---------- DATA EXTRACT

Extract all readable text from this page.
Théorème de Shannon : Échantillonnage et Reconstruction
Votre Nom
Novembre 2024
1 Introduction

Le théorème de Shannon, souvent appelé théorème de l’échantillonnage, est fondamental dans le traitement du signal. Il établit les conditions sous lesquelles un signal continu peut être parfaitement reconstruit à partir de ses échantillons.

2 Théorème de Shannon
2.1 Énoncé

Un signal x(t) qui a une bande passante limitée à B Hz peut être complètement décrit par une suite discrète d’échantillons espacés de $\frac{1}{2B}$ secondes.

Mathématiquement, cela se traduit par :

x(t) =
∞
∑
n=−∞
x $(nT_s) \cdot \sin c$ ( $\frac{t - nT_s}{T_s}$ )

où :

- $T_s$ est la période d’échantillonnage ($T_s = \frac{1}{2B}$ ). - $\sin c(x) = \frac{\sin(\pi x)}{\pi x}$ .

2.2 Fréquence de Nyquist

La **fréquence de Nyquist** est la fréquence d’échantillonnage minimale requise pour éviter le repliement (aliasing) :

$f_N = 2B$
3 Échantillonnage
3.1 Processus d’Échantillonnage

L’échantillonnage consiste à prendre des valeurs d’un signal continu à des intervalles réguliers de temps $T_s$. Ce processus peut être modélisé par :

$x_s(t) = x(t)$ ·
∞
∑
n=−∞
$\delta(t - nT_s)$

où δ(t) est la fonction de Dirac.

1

--------------------

Extract the whole listing, character for character.

Extract all readable text from this page.
Théorème de Shannon : Échantillonnage et Reconstruction
Votre Nom
Novembre 2024
1 Introduction

Le théorème de Shannon, souvent appelé théorème de l’échantillonnage, est fondamental dans le traitement du signal. Il établit les conditions sous lesquelles un signal continu peut être parfaitement reconstruit à partir de ses échantillons.

2 Théorème de Shannon
2.1 Énoncé

Un signal x(t) qui a une bande passante limitée à B Hz peut être complètement décrit par une suite discrète d’échantillons espacés de $\frac{1}{2B}$ secondes.

Mathématiquement, cela se traduit par :

x(t) =
∞
∑
n=−∞
x $(nT_s) \cdot \sin c$ ( $\frac{t - nT_s}{T_s}$ )

où :

- $T_s$ est la période d’échantillonnage ($T_s = \frac{1}{2B}$ ). - $\sin c(x) = \frac{\sin(\pi x)}{\pi x}$ .

2.2 Fréquence de Nyquist

La **fréquence de Nyquist** est la fréquence d’échantillonnage minimale requise pour éviter le repliement (aliasing) :

$f_N = 2B$
3 Échantillonnage
3.1 Processus d’Échantillonnage

L’échantillonnage consiste à prendre des valeurs d’un signal continu à des intervalles réguliers de temps $T_s$. Ce processus peut être modélisé par :

$x_s(t) = x(t)$ ·
∞
∑
n=−∞
$\delta(t - nT_s)$

où δ(t) est la fonction de Dirac.

1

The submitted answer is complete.